* TASK REQUIREMENTS
Output all the data exactly. Pictures do not belong in the copy.

* RECORDS PROVIDED
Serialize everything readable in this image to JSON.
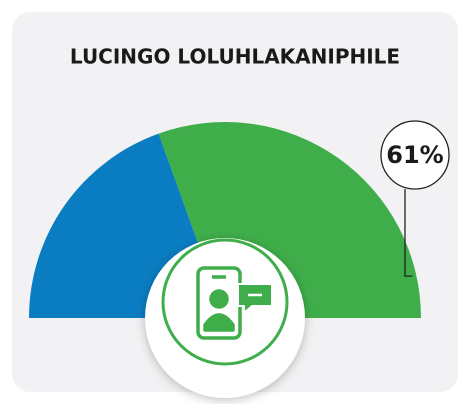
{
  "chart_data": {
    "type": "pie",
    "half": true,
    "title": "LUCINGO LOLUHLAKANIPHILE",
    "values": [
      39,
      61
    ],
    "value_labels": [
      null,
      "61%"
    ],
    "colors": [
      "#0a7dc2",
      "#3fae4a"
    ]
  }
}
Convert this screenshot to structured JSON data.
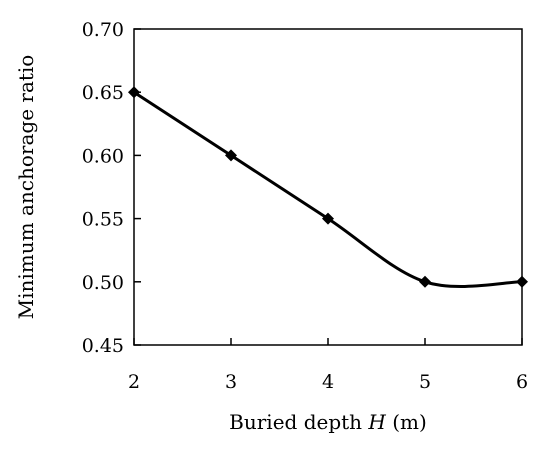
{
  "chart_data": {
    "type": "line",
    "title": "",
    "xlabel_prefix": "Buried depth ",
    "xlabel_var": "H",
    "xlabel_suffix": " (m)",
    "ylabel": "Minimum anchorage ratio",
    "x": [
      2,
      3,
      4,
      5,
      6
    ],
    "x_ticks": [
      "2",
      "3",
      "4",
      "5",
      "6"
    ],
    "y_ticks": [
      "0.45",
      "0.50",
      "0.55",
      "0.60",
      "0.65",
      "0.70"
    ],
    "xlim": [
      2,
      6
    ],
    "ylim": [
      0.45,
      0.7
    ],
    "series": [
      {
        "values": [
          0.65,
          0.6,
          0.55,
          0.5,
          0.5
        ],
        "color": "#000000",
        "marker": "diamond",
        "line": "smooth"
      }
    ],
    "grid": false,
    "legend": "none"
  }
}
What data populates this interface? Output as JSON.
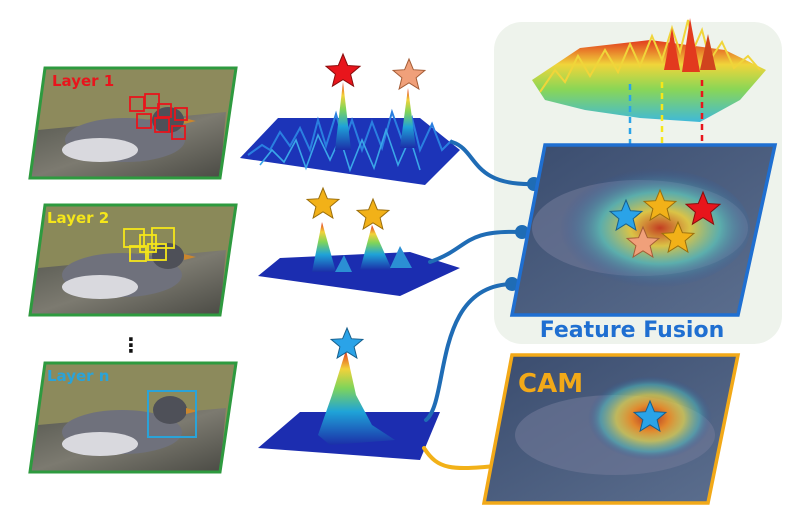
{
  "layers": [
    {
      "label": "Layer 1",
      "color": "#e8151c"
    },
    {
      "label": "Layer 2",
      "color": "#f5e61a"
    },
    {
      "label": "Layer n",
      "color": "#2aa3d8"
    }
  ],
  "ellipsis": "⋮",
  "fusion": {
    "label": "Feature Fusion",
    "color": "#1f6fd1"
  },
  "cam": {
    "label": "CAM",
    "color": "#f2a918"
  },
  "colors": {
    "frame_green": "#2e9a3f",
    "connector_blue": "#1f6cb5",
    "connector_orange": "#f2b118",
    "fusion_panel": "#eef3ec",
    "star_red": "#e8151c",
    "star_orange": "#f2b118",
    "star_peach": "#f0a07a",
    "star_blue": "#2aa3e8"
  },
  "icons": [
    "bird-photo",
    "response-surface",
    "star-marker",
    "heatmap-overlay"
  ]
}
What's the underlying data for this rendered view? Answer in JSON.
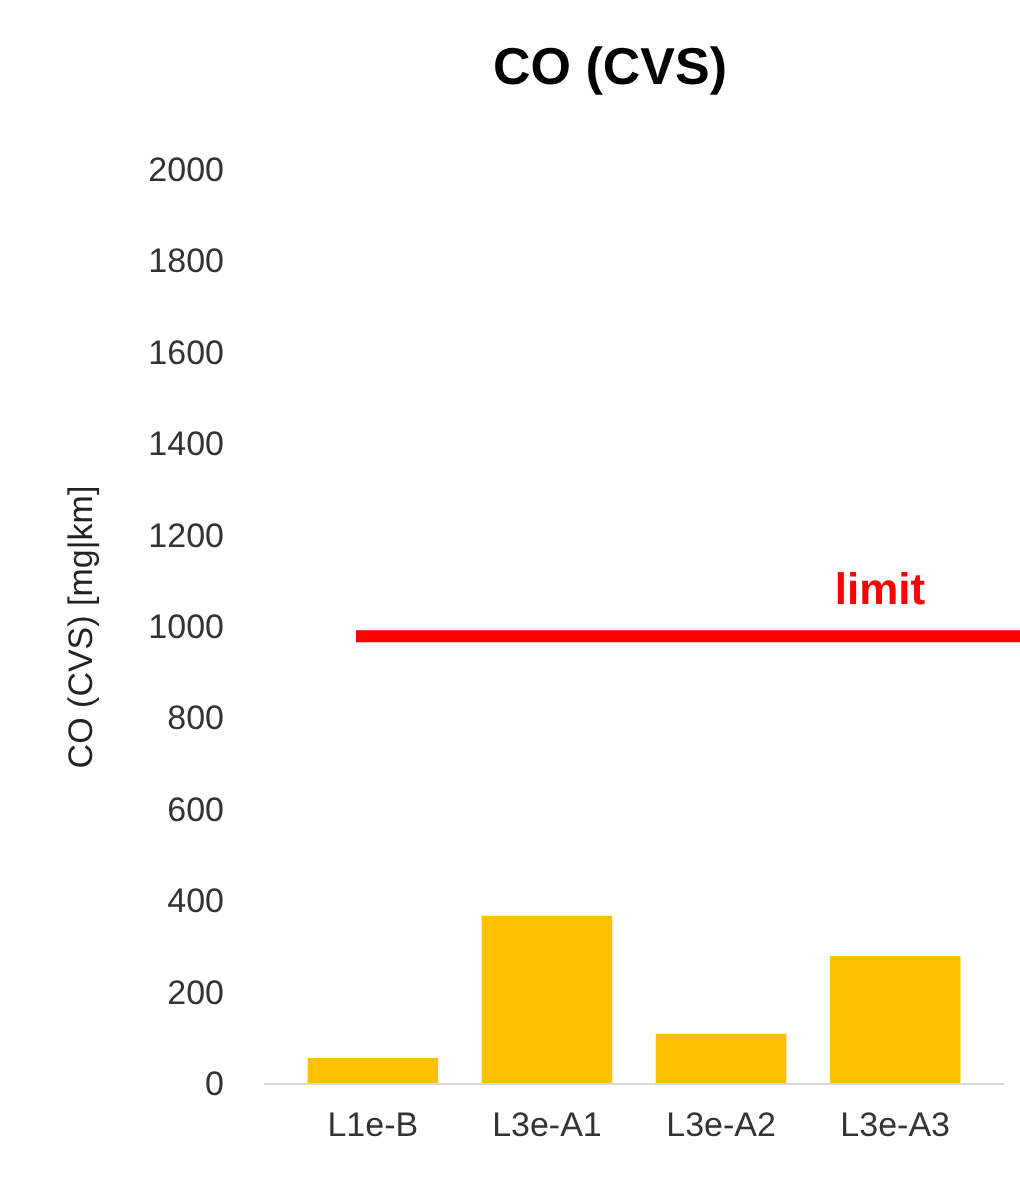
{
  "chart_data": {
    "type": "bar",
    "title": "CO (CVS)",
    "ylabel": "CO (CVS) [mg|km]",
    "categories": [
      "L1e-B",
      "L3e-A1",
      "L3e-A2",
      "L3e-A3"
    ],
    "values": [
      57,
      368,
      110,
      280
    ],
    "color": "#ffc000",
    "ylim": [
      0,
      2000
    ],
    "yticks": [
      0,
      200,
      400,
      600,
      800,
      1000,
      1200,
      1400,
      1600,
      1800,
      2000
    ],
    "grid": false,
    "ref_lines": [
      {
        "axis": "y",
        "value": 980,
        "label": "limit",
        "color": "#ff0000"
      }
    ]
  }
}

* THE SOLUTION
Serialize everything readable in this image to JSON.
{
  "chart_data": {
    "type": "pie",
    "half": true,
    "title": "LUCINGO LOLUHLAKANIPHILE",
    "values": [
      39,
      61
    ],
    "value_labels": [
      null,
      "61%"
    ],
    "colors": [
      "#0a7dc2",
      "#3fae4a"
    ]
  }
}
Convert this screenshot to structured JSON data.
{
  "chart_data": {
    "type": "line",
    "title": "",
    "xlabel_prefix": "Buried depth ",
    "xlabel_var": "H",
    "xlabel_suffix": " (m)",
    "ylabel": "Minimum anchorage ratio",
    "x": [
      2,
      3,
      4,
      5,
      6
    ],
    "x_ticks": [
      "2",
      "3",
      "4",
      "5",
      "6"
    ],
    "y_ticks": [
      "0.45",
      "0.50",
      "0.55",
      "0.60",
      "0.65",
      "0.70"
    ],
    "xlim": [
      2,
      6
    ],
    "ylim": [
      0.45,
      0.7
    ],
    "series": [
      {
        "values": [
          0.65,
          0.6,
          0.55,
          0.5,
          0.5
        ],
        "color": "#000000",
        "marker": "diamond",
        "line": "smooth"
      }
    ],
    "grid": false,
    "legend": "none"
  }
}
What data populates this interface? Output as JSON.
{
  "layers": [
    {
      "label": "Layer 1",
      "color": "#e8151c"
    },
    {
      "label": "Layer 2",
      "color": "#f5e61a"
    },
    {
      "label": "Layer n",
      "color": "#2aa3d8"
    }
  ],
  "ellipsis": "⋮",
  "fusion": {
    "label": "Feature Fusion",
    "color": "#1f6fd1"
  },
  "cam": {
    "label": "CAM",
    "color": "#f2a918"
  },
  "colors": {
    "frame_green": "#2e9a3f",
    "connector_blue": "#1f6cb5",
    "connector_orange": "#f2b118",
    "fusion_panel": "#eef3ec",
    "star_red": "#e8151c",
    "star_orange": "#f2b118",
    "star_peach": "#f0a07a",
    "star_blue": "#2aa3e8"
  },
  "icons": [
    "bird-photo",
    "response-surface",
    "star-marker",
    "heatmap-overlay"
  ]
}
What's the underlying data for this rendered view? Answer in JSON.
{
  "chart_data": {
    "type": "bar",
    "title": "CO (CVS)",
    "ylabel": "CO (CVS) [mg|km]",
    "categories": [
      "L1e-B",
      "L3e-A1",
      "L3e-A2",
      "L3e-A3"
    ],
    "values": [
      57,
      368,
      110,
      280
    ],
    "color": "#ffc000",
    "ylim": [
      0,
      2000
    ],
    "yticks": [
      0,
      200,
      400,
      600,
      800,
      1000,
      1200,
      1400,
      1600,
      1800,
      2000
    ],
    "grid": false,
    "ref_lines": [
      {
        "axis": "y",
        "value": 980,
        "label": "limit",
        "color": "#ff0000"
      }
    ]
  }
}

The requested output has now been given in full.